Dataset:
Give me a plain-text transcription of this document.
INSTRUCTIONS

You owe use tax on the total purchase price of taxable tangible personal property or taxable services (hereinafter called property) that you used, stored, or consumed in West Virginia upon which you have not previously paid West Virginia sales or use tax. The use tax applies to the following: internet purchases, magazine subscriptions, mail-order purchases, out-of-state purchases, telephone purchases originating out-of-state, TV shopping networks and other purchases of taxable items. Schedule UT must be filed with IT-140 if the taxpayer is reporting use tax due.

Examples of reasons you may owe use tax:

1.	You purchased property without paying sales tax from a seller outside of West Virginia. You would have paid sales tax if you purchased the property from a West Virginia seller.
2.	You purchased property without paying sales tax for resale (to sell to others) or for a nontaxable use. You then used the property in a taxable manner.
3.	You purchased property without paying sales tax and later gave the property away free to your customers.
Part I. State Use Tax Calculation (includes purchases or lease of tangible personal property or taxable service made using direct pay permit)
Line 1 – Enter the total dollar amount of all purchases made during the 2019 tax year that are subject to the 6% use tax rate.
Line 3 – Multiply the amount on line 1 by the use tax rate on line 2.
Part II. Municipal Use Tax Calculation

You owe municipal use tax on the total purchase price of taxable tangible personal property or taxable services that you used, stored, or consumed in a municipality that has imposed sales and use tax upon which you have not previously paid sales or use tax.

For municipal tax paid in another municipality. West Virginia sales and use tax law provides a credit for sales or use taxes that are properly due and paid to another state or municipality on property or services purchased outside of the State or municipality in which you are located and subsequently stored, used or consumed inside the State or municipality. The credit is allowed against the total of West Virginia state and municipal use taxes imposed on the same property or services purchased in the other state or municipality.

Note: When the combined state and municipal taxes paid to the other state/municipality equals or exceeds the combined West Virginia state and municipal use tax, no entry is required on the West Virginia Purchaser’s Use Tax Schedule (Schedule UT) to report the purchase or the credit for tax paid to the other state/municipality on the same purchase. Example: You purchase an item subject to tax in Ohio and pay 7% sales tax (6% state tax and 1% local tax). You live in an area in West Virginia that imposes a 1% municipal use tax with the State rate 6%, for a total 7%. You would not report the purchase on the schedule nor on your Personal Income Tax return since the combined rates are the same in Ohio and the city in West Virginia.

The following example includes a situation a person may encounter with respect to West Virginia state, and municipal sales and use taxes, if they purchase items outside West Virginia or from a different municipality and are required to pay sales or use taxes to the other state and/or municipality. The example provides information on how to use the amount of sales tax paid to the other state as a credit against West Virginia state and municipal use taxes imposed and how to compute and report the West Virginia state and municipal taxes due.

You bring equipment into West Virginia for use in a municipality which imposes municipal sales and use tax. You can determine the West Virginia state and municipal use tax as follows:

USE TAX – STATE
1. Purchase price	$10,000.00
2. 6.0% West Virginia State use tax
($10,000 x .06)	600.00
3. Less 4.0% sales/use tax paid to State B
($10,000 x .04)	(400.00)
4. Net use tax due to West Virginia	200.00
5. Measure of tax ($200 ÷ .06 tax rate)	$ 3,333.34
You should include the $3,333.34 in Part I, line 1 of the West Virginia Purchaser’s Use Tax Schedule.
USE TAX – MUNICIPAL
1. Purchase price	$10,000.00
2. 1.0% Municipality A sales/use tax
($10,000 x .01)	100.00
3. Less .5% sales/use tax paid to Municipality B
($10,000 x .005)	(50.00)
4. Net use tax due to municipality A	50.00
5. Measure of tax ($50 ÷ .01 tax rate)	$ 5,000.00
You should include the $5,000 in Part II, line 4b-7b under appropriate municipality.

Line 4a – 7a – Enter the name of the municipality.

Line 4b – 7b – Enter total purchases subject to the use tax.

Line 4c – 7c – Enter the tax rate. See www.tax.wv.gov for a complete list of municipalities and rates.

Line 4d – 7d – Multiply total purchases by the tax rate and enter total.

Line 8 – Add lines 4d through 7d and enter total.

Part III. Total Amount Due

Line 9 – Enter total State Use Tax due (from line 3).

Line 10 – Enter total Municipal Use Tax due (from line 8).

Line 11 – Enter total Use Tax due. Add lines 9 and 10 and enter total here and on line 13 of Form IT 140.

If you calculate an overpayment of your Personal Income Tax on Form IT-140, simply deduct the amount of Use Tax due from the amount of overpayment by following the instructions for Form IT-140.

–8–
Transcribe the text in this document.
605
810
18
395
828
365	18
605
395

Aim: The records above should all be quoted exactly, please.

Answer to this exercise:
Give me a plain-text transcription of this document.
INSTRUCTIONS

You owe use tax on the total purchase price of taxable tangible personal property or taxable services (hereinafter called property) that you used, stored, or consumed in West Virginia upon which you have not previously paid West Virginia sales or use tax. The use tax applies to the following: internet purchases, magazine subscriptions, mail-order purchases, out-of-state purchases, telephone purchases originating out-of-state, TV shopping networks and other purchases of taxable items. Schedule UT must be filed with IT-140 if the taxpayer is reporting use tax due.

Examples of reasons you may owe use tax:

1.	You purchased property without paying sales tax from a seller outside of West Virginia. You would have paid sales tax if you purchased the property from a West Virginia seller.
2.	You purchased property without paying sales tax for resale (to sell to others) or for a nontaxable use. You then used the property in a taxable manner.
3.	You purchased property without paying sales tax and later gave the property away free to your customers.
Part I. State Use Tax Calculation (includes purchases or lease of tangible personal property or taxable service made using direct pay permit)
Line 1 – Enter the total dollar amount of all purchases made during the 2019 tax year that are subject to the 6% use tax rate.
Line 3 – Multiply the amount on line 1 by the use tax rate on line 2.
Part II. Municipal Use Tax Calculation

You owe municipal use tax on the total purchase price of taxable tangible personal property or taxable services that you used, stored, or consumed in a municipality that has imposed sales and use tax upon which you have not previously paid sales or use tax.

For municipal tax paid in another municipality. West Virginia sales and use tax law provides a credit for sales or use taxes that are properly due and paid to another state or municipality on property or services purchased outside of the State or municipality in which you are located and subsequently stored, used or consumed inside the State or municipality. The credit is allowed against the total of West Virginia state and municipal use taxes imposed on the same property or services purchased in the other state or municipality.

Note: When the combined state and municipal taxes paid to the other state/municipality equals or exceeds the combined West Virginia state and municipal use tax, no entry is required on the West Virginia Purchaser’s Use Tax Schedule (Schedule UT) to report the purchase or the credit for tax paid to the other state/municipality on the same purchase. Example: You purchase an item subject to tax in Ohio and pay 7% sales tax (6% state tax and 1% local tax). You live in an area in West Virginia that imposes a 1% municipal use tax with the State rate 6%, for a total 7%. You would not report the purchase on the schedule nor on your Personal Income Tax return since the combined rates are the same in Ohio and the city in West Virginia.

The following example includes a situation a person may encounter with respect to West Virginia state, and municipal sales and use taxes, if they purchase items outside West Virginia or from a different municipality and are required to pay sales or use taxes to the other state and/or municipality. The example provides information on how to use the amount of sales tax paid to the other state as a credit against West Virginia state and municipal use taxes imposed and how to compute and report the West Virginia state and municipal taxes due.

You bring equipment into West Virginia for use in a municipality which imposes municipal sales and use tax. You can determine the West Virginia state and municipal use tax as follows:

USE TAX – STATE
1. Purchase price	$10,000.00
2. 6.0% West Virginia State use tax
($10,000 x .06)	600.00
3. Less 4.0% sales/use tax paid to State B
($10,000 x .04)	(400.00)
4. Net use tax due to West Virginia	200.00
5. Measure of tax ($200 ÷ .06 tax rate)	$ 3,333.34
You should include the $3,333.34 in Part I, line 1 of the West Virginia Purchaser’s Use Tax Schedule.
USE TAX – MUNICIPAL
1. Purchase price	$10,000.00
2. 1.0% Municipality A sales/use tax
($10,000 x .01)	100.00
3. Less .5% sales/use tax paid to Municipality B
($10,000 x .005)	(50.00)
4. Net use tax due to municipality A	50.00
5. Measure of tax ($50 ÷ .01 tax rate)	$ 5,000.00
You should include the $5,000 in Part II, line 4b-7b under appropriate municipality.

Line 4a – 7a – Enter the name of the municipality.

Line 4b – 7b – Enter total purchases subject to the use tax.

Line 4c – 7c – Enter the tax rate. See www.tax.wv.gov for a complete list of municipalities and rates.

Line 4d – 7d – Multiply total purchases by the tax rate and enter total.

Line 8 – Add lines 4d through 7d and enter total.

Part III. Total Amount Due

Line 9 – Enter total State Use Tax due (from line 3).

Line 10 – Enter total Municipal Use Tax due (from line 8).

Line 11 – Enter total Use Tax due. Add lines 9 and 10 and enter total here and on line 13 of Form IT 140.

If you calculate an overpayment of your Personal Income Tax on Form IT-140, simply deduct the amount of Use Tax due from the amount of overpayment by following the instructions for Form IT-140.

–8–
Transcribe the text in this document.
605
810
18
395
828
365	18
605
395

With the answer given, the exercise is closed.